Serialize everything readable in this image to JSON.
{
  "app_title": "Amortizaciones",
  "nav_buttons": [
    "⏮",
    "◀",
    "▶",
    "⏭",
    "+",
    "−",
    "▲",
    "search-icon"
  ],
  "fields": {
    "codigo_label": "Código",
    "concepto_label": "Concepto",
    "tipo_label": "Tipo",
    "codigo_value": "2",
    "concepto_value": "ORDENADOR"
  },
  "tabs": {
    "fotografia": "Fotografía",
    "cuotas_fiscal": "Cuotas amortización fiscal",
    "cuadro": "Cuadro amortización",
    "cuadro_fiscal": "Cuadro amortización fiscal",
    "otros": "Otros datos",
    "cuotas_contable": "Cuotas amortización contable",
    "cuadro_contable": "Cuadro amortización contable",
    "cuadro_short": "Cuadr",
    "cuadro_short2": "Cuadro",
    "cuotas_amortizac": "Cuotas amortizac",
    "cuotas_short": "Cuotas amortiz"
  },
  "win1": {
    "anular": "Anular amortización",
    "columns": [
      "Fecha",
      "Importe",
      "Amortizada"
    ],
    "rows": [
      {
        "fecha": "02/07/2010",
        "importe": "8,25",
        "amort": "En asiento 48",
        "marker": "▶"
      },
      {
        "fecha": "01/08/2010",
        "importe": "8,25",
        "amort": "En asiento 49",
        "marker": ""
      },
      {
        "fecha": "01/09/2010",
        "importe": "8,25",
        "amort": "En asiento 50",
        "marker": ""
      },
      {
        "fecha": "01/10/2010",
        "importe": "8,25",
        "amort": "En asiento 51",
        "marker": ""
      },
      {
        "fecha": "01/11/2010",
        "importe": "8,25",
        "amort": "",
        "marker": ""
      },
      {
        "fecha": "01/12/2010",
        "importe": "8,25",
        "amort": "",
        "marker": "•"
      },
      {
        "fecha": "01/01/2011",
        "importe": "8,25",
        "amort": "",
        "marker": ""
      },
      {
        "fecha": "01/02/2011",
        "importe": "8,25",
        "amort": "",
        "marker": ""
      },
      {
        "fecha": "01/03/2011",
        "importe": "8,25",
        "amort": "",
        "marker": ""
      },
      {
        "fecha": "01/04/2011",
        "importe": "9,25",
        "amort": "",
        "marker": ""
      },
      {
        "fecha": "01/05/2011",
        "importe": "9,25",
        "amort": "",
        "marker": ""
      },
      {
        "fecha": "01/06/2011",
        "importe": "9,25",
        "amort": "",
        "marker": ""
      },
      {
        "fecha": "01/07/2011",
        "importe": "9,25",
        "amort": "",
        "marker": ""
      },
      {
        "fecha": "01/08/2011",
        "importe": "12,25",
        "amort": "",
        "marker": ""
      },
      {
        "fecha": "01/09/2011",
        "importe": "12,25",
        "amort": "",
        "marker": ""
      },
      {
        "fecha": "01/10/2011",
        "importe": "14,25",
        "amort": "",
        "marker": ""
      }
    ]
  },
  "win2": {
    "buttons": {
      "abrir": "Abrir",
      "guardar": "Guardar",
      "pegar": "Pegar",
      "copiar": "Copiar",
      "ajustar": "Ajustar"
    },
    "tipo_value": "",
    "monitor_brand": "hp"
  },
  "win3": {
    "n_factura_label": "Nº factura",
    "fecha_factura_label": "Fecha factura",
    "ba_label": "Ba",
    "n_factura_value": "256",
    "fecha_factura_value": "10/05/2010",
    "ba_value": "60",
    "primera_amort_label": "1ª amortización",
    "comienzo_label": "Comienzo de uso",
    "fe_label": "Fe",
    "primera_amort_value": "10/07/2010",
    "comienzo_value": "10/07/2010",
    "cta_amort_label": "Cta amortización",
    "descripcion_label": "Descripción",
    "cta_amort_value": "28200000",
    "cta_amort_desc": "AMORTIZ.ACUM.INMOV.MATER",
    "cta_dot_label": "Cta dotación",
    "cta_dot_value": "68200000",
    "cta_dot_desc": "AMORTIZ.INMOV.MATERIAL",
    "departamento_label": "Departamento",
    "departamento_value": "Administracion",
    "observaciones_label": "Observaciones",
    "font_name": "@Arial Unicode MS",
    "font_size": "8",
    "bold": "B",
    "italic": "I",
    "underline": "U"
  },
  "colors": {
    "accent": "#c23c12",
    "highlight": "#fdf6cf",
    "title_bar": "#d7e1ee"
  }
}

◆ **Instructions to follow**
Above are some records; extract every one of them exactly.

◆ **Solution below**
Serialize everything readable in this image to JSON.
{
  "app_title": "Amortizaciones",
  "nav_buttons": [
    "⏮",
    "◀",
    "▶",
    "⏭",
    "+",
    "−",
    "▲",
    "search-icon"
  ],
  "fields": {
    "codigo_label": "Código",
    "concepto_label": "Concepto",
    "tipo_label": "Tipo",
    "codigo_value": "2",
    "concepto_value": "ORDENADOR"
  },
  "tabs": {
    "fotografia": "Fotografía",
    "cuotas_fiscal": "Cuotas amortización fiscal",
    "cuadro": "Cuadro amortización",
    "cuadro_fiscal": "Cuadro amortización fiscal",
    "otros": "Otros datos",
    "cuotas_contable": "Cuotas amortización contable",
    "cuadro_contable": "Cuadro amortización contable",
    "cuadro_short": "Cuadr",
    "cuadro_short2": "Cuadro",
    "cuotas_amortizac": "Cuotas amortizac",
    "cuotas_short": "Cuotas amortiz"
  },
  "win1": {
    "anular": "Anular amortización",
    "columns": [
      "Fecha",
      "Importe",
      "Amortizada"
    ],
    "rows": [
      {
        "fecha": "02/07/2010",
        "importe": "8,25",
        "amort": "En asiento 48",
        "marker": "▶"
      },
      {
        "fecha": "01/08/2010",
        "importe": "8,25",
        "amort": "En asiento 49",
        "marker": ""
      },
      {
        "fecha": "01/09/2010",
        "importe": "8,25",
        "amort": "En asiento 50",
        "marker": ""
      },
      {
        "fecha": "01/10/2010",
        "importe": "8,25",
        "amort": "En asiento 51",
        "marker": ""
      },
      {
        "fecha": "01/11/2010",
        "importe": "8,25",
        "amort": "",
        "marker": ""
      },
      {
        "fecha": "01/12/2010",
        "importe": "8,25",
        "amort": "",
        "marker": "•"
      },
      {
        "fecha": "01/01/2011",
        "importe": "8,25",
        "amort": "",
        "marker": ""
      },
      {
        "fecha": "01/02/2011",
        "importe": "8,25",
        "amort": "",
        "marker": ""
      },
      {
        "fecha": "01/03/2011",
        "importe": "8,25",
        "amort": "",
        "marker": ""
      },
      {
        "fecha": "01/04/2011",
        "importe": "9,25",
        "amort": "",
        "marker": ""
      },
      {
        "fecha": "01/05/2011",
        "importe": "9,25",
        "amort": "",
        "marker": ""
      },
      {
        "fecha": "01/06/2011",
        "importe": "9,25",
        "amort": "",
        "marker": ""
      },
      {
        "fecha": "01/07/2011",
        "importe": "9,25",
        "amort": "",
        "marker": ""
      },
      {
        "fecha": "01/08/2011",
        "importe": "12,25",
        "amort": "",
        "marker": ""
      },
      {
        "fecha": "01/09/2011",
        "importe": "12,25",
        "amort": "",
        "marker": ""
      },
      {
        "fecha": "01/10/2011",
        "importe": "14,25",
        "amort": "",
        "marker": ""
      }
    ]
  },
  "win2": {
    "buttons": {
      "abrir": "Abrir",
      "guardar": "Guardar",
      "pegar": "Pegar",
      "copiar": "Copiar",
      "ajustar": "Ajustar"
    },
    "tipo_value": "",
    "monitor_brand": "hp"
  },
  "win3": {
    "n_factura_label": "Nº factura",
    "fecha_factura_label": "Fecha factura",
    "ba_label": "Ba",
    "n_factura_value": "256",
    "fecha_factura_value": "10/05/2010",
    "ba_value": "60",
    "primera_amort_label": "1ª amortización",
    "comienzo_label": "Comienzo de uso",
    "fe_label": "Fe",
    "primera_amort_value": "10/07/2010",
    "comienzo_value": "10/07/2010",
    "cta_amort_label": "Cta amortización",
    "descripcion_label": "Descripción",
    "cta_amort_value": "28200000",
    "cta_amort_desc": "AMORTIZ.ACUM.INMOV.MATER",
    "cta_dot_label": "Cta dotación",
    "cta_dot_value": "68200000",
    "cta_dot_desc": "AMORTIZ.INMOV.MATERIAL",
    "departamento_label": "Departamento",
    "departamento_value": "Administracion",
    "observaciones_label": "Observaciones",
    "font_name": "@Arial Unicode MS",
    "font_size": "8",
    "bold": "B",
    "italic": "I",
    "underline": "U"
  },
  "colors": {
    "accent": "#c23c12",
    "highlight": "#fdf6cf",
    "title_bar": "#d7e1ee"
  }
}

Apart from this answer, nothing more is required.